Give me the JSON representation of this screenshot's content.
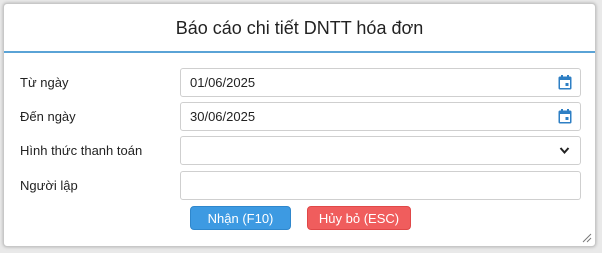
{
  "dialog": {
    "title": "Báo cáo chi tiết DNTT hóa đơn"
  },
  "form": {
    "from_date": {
      "label": "Từ ngày",
      "value": "01/06/2025",
      "icon": "calendar-icon"
    },
    "to_date": {
      "label": "Đến ngày",
      "value": "30/06/2025",
      "icon": "calendar-icon"
    },
    "payment_method": {
      "label": "Hình thức thanh toán",
      "value": "",
      "icon": "chevron-down-icon"
    },
    "creator": {
      "label": "Người lập",
      "value": ""
    }
  },
  "buttons": {
    "submit_label": "Nhận (F10)",
    "cancel_label": "Hủy bỏ (ESC)"
  },
  "colors": {
    "accent": "#3d9ae2",
    "danger": "#f05d5d",
    "header_rule": "#5aa3d6"
  }
}
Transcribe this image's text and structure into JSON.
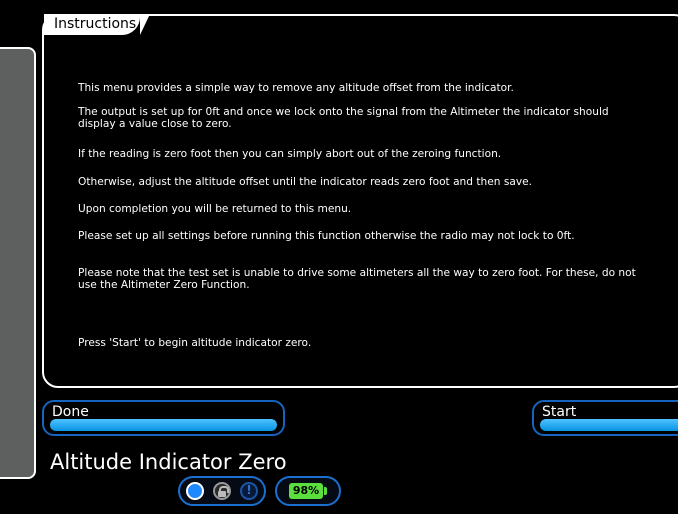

---

Every line of text is to be repeated exactly; pictures are left out.

## Task output
Give me the JSON representation of this screenshot's content.
{
  "dialog": {
    "title": "Báo cáo chi tiết DNTT hóa đơn"
  },
  "form": {
    "from_date": {
      "label": "Từ ngày",
      "value": "01/06/2025",
      "icon": "calendar-icon"
    },
    "to_date": {
      "label": "Đến ngày",
      "value": "30/06/2025",
      "icon": "calendar-icon"
    },
    "payment_method": {
      "label": "Hình thức thanh toán",
      "value": "",
      "icon": "chevron-down-icon"
    },
    "creator": {
      "label": "Người lập",
      "value": ""
    }
  },
  "buttons": {
    "submit_label": "Nhận (F10)",
    "cancel_label": "Hủy bỏ (ESC)"
  },
  "colors": {
    "accent": "#3d9ae2",
    "danger": "#f05d5d",
    "header_rule": "#5aa3d6"
  }
}
Transcribe this image's text and structure into JSON.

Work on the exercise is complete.